In the listing below, pick out lines with "Part".

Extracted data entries

····················

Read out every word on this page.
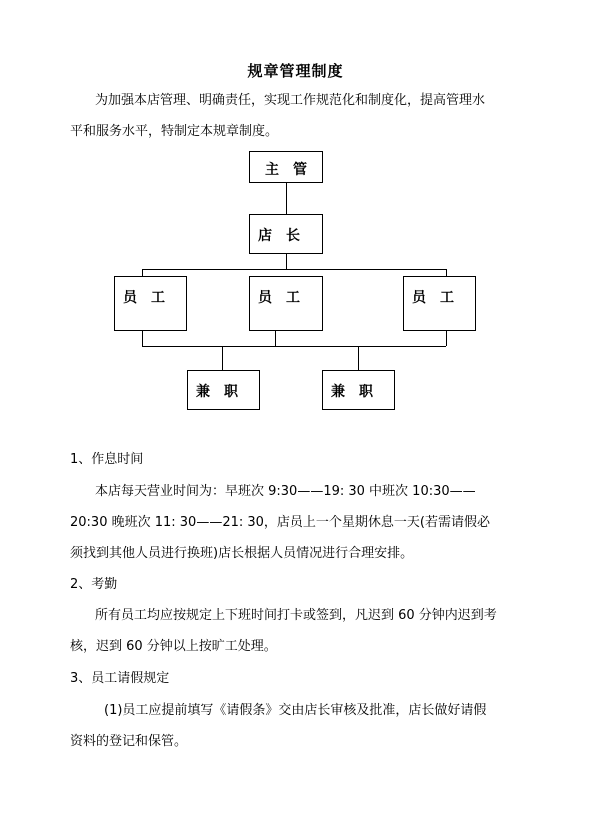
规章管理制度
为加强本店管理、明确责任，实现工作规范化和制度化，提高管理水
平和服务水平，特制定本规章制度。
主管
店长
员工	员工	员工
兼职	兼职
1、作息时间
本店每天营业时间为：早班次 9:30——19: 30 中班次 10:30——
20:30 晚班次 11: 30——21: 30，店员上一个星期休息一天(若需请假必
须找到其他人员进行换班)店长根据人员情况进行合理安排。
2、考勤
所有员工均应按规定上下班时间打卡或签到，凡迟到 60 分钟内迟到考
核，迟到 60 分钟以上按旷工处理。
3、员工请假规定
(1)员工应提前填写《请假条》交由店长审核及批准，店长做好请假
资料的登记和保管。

····················

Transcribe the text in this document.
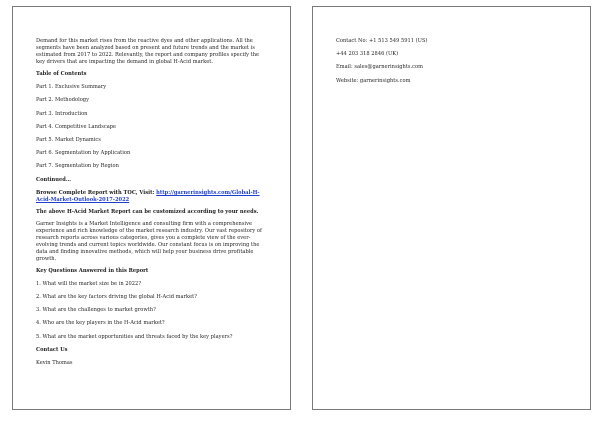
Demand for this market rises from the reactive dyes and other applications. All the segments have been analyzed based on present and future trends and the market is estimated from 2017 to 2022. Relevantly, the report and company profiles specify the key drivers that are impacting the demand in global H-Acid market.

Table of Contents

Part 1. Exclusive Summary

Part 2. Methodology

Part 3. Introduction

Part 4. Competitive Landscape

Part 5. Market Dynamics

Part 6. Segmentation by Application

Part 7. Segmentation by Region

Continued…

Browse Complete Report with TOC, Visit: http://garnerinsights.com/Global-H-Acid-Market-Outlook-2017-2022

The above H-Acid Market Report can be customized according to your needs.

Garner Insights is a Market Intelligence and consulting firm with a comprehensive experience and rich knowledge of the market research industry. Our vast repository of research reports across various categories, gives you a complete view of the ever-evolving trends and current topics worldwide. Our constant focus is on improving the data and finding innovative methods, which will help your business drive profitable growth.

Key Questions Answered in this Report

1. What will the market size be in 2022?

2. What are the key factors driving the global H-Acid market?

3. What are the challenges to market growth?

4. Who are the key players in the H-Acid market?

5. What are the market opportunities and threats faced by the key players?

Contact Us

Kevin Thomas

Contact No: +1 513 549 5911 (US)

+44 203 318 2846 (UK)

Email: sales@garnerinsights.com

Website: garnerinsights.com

····················

TASK SOLUTION.
Part 1. Exclusive Summary
Part 2. Methodology
Part 3. Introduction
Part 4. Competitive Landscape
Part 5. Market Dynamics
Part 6. Segmentation by Application
Part 7. Segmentation by Region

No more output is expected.